* **Stated problem**
Word for word, restate every line of the material.

* **Data records**
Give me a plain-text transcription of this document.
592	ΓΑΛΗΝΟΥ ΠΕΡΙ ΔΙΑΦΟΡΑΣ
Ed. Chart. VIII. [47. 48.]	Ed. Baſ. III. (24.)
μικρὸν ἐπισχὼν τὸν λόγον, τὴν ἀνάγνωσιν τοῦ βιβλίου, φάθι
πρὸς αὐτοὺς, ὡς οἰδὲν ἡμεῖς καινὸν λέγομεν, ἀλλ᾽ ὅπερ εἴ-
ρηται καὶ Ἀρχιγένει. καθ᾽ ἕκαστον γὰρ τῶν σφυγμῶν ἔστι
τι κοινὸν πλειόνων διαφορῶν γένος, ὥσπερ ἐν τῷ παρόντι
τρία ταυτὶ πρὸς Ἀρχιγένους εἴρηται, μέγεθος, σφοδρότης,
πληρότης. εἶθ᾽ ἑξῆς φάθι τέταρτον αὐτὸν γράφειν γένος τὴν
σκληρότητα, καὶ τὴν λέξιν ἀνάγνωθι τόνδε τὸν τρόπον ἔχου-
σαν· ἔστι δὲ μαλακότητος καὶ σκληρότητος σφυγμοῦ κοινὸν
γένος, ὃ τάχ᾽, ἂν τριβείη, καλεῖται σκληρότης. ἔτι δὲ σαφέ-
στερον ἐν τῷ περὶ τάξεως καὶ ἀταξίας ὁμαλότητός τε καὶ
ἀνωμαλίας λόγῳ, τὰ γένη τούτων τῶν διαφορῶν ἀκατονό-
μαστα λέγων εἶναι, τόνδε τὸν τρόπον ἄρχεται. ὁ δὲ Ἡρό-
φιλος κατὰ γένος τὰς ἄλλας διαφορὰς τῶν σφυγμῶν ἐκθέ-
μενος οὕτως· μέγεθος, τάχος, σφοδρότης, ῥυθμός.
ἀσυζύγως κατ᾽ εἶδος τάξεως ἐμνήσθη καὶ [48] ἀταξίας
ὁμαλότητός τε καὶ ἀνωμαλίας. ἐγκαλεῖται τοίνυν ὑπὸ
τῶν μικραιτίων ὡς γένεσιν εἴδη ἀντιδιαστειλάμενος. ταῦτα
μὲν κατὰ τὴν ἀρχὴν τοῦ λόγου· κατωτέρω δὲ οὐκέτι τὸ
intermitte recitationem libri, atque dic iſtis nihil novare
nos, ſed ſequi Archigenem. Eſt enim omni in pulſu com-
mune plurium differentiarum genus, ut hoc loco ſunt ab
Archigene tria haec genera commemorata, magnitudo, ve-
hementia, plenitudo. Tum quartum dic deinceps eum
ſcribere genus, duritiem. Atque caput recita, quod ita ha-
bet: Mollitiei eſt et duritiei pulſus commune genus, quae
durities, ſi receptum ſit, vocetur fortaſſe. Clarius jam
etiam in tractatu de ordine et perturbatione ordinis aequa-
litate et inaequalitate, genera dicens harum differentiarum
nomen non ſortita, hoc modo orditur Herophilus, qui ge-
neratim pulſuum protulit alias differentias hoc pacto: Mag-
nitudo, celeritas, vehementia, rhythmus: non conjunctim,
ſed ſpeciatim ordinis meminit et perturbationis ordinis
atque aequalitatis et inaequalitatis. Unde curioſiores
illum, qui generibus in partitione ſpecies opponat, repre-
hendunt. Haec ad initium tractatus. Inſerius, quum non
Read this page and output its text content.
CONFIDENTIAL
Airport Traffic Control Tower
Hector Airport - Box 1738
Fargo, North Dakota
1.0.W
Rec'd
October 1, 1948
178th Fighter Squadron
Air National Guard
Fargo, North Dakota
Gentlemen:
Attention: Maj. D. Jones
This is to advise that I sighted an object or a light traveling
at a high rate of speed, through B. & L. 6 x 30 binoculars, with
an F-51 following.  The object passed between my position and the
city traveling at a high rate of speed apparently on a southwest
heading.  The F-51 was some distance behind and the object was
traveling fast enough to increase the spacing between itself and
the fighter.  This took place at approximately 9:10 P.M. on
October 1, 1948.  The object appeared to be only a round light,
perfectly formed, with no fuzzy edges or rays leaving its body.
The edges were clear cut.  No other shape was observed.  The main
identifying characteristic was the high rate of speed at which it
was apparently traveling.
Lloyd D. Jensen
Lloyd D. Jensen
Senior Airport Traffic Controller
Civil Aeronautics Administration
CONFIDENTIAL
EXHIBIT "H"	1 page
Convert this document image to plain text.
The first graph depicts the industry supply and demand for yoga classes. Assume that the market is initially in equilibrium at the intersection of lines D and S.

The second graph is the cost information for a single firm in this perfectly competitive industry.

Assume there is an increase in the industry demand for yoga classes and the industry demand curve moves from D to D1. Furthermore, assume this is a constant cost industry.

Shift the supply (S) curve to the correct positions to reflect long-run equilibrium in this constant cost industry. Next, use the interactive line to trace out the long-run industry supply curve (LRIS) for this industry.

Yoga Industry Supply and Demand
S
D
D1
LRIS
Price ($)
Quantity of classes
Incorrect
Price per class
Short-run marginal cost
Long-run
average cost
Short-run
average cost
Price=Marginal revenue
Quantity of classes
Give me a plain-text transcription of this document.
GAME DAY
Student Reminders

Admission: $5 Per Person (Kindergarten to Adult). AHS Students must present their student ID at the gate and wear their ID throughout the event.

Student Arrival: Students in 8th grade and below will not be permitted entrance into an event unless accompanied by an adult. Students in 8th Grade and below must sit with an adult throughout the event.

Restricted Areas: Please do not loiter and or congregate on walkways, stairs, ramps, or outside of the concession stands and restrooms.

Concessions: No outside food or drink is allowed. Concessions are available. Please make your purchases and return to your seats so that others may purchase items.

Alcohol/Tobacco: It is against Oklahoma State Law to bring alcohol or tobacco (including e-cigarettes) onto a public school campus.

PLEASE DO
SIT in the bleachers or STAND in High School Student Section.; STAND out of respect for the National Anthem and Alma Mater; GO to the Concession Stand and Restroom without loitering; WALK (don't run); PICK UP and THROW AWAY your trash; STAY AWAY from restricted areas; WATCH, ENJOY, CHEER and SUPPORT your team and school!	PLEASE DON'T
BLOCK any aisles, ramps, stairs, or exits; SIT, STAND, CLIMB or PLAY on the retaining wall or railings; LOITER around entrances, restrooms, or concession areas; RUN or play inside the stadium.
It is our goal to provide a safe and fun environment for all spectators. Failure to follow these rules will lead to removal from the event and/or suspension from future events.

* **Answer for the task**
Give me a plain-text transcription of this document.
592	ΓΑΛΗΝΟΥ ΠΕΡΙ ΔΙΑΦΟΡΑΣ
Ed. Chart. VIII. [47. 48.]	Ed. Baſ. III. (24.)
μικρὸν ἐπισχὼν τὸν λόγον, τὴν ἀνάγνωσιν τοῦ βιβλίου, φάθι
πρὸς αὐτοὺς, ὡς οἰδὲν ἡμεῖς καινὸν λέγομεν, ἀλλ᾽ ὅπερ εἴ-
ρηται καὶ Ἀρχιγένει. καθ᾽ ἕκαστον γὰρ τῶν σφυγμῶν ἔστι
τι κοινὸν πλειόνων διαφορῶν γένος, ὥσπερ ἐν τῷ παρόντι
τρία ταυτὶ πρὸς Ἀρχιγένους εἴρηται, μέγεθος, σφοδρότης,
πληρότης. εἶθ᾽ ἑξῆς φάθι τέταρτον αὐτὸν γράφειν γένος τὴν
σκληρότητα, καὶ τὴν λέξιν ἀνάγνωθι τόνδε τὸν τρόπον ἔχου-
σαν· ἔστι δὲ μαλακότητος καὶ σκληρότητος σφυγμοῦ κοινὸν
γένος, ὃ τάχ᾽, ἂν τριβείη, καλεῖται σκληρότης. ἔτι δὲ σαφέ-
στερον ἐν τῷ περὶ τάξεως καὶ ἀταξίας ὁμαλότητός τε καὶ
ἀνωμαλίας λόγῳ, τὰ γένη τούτων τῶν διαφορῶν ἀκατονό-
μαστα λέγων εἶναι, τόνδε τὸν τρόπον ἄρχεται. ὁ δὲ Ἡρό-
φιλος κατὰ γένος τὰς ἄλλας διαφορὰς τῶν σφυγμῶν ἐκθέ-
μενος οὕτως· μέγεθος, τάχος, σφοδρότης, ῥυθμός.
ἀσυζύγως κατ᾽ εἶδος τάξεως ἐμνήσθη καὶ [48] ἀταξίας
ὁμαλότητός τε καὶ ἀνωμαλίας. ἐγκαλεῖται τοίνυν ὑπὸ
τῶν μικραιτίων ὡς γένεσιν εἴδη ἀντιδιαστειλάμενος. ταῦτα
μὲν κατὰ τὴν ἀρχὴν τοῦ λόγου· κατωτέρω δὲ οὐκέτι τὸ
intermitte recitationem libri, atque dic iſtis nihil novare
nos, ſed ſequi Archigenem. Eſt enim omni in pulſu com-
mune plurium differentiarum genus, ut hoc loco ſunt ab
Archigene tria haec genera commemorata, magnitudo, ve-
hementia, plenitudo. Tum quartum dic deinceps eum
ſcribere genus, duritiem. Atque caput recita, quod ita ha-
bet: Mollitiei eſt et duritiei pulſus commune genus, quae
durities, ſi receptum ſit, vocetur fortaſſe. Clarius jam
etiam in tractatu de ordine et perturbatione ordinis aequa-
litate et inaequalitate, genera dicens harum differentiarum
nomen non ſortita, hoc modo orditur Herophilus, qui ge-
neratim pulſuum protulit alias differentias hoc pacto: Mag-
nitudo, celeritas, vehementia, rhythmus: non conjunctim,
ſed ſpeciatim ordinis meminit et perturbationis ordinis
atque aequalitatis et inaequalitatis. Unde curioſiores
illum, qui generibus in partitione ſpecies opponat, repre-
hendunt. Haec ad initium tractatus. Inſerius, quum non
Read this page and output its text content.
CONFIDENTIAL
Airport Traffic Control Tower
Hector Airport - Box 1738
Fargo, North Dakota
1.0.W
Rec'd
October 1, 1948
178th Fighter Squadron
Air National Guard
Fargo, North Dakota
Gentlemen:
Attention: Maj. D. Jones
This is to advise that I sighted an object or a light traveling
at a high rate of speed, through B. & L. 6 x 30 binoculars, with
an F-51 following.  The object passed between my position and the
city traveling at a high rate of speed apparently on a southwest
heading.  The F-51 was some distance behind and the object was
traveling fast enough to increase the spacing between itself and
the fighter.  This took place at approximately 9:10 P.M. on
October 1, 1948.  The object appeared to be only a round light,
perfectly formed, with no fuzzy edges or rays leaving its body.
The edges were clear cut.  No other shape was observed.  The main
identifying characteristic was the high rate of speed at which it
was apparently traveling.
Lloyd D. Jensen
Lloyd D. Jensen
Senior Airport Traffic Controller
Civil Aeronautics Administration
CONFIDENTIAL
EXHIBIT "H"	1 page
Convert this document image to plain text.
The first graph depicts the industry supply and demand for yoga classes. Assume that the market is initially in equilibrium at the intersection of lines D and S.

The second graph is the cost information for a single firm in this perfectly competitive industry.

Assume there is an increase in the industry demand for yoga classes and the industry demand curve moves from D to D1. Furthermore, assume this is a constant cost industry.

Shift the supply (S) curve to the correct positions to reflect long-run equilibrium in this constant cost industry. Next, use the interactive line to trace out the long-run industry supply curve (LRIS) for this industry.

Yoga Industry Supply and Demand
S
D
D1
LRIS
Price ($)
Quantity of classes
Incorrect
Price per class
Short-run marginal cost
Long-run
average cost
Short-run
average cost
Price=Marginal revenue
Quantity of classes
Give me a plain-text transcription of this document.
GAME DAY
Student Reminders

Admission: $5 Per Person (Kindergarten to Adult). AHS Students must present their student ID at the gate and wear their ID throughout the event.

Student Arrival: Students in 8th grade and below will not be permitted entrance into an event unless accompanied by an adult. Students in 8th Grade and below must sit with an adult throughout the event.

Restricted Areas: Please do not loiter and or congregate on walkways, stairs, ramps, or outside of the concession stands and restrooms.

Concessions: No outside food or drink is allowed. Concessions are available. Please make your purchases and return to your seats so that others may purchase items.

Alcohol/Tobacco: It is against Oklahoma State Law to bring alcohol or tobacco (including e-cigarettes) onto a public school campus.

PLEASE DO
SIT in the bleachers or STAND in High School Student Section.; STAND out of respect for the National Anthem and Alma Mater; GO to the Concession Stand and Restroom without loitering; WALK (don't run); PICK UP and THROW AWAY your trash; STAY AWAY from restricted areas; WATCH, ENJOY, CHEER and SUPPORT your team and school!	PLEASE DON'T
BLOCK any aisles, ramps, stairs, or exits; SIT, STAND, CLIMB or PLAY on the retaining wall or railings; LOITER around entrances, restrooms, or concession areas; RUN or play inside the stadium.
It is our goal to provide a safe and fun environment for all spectators. Failure to follow these rules will lead to removal from the event and/or suspension from future events.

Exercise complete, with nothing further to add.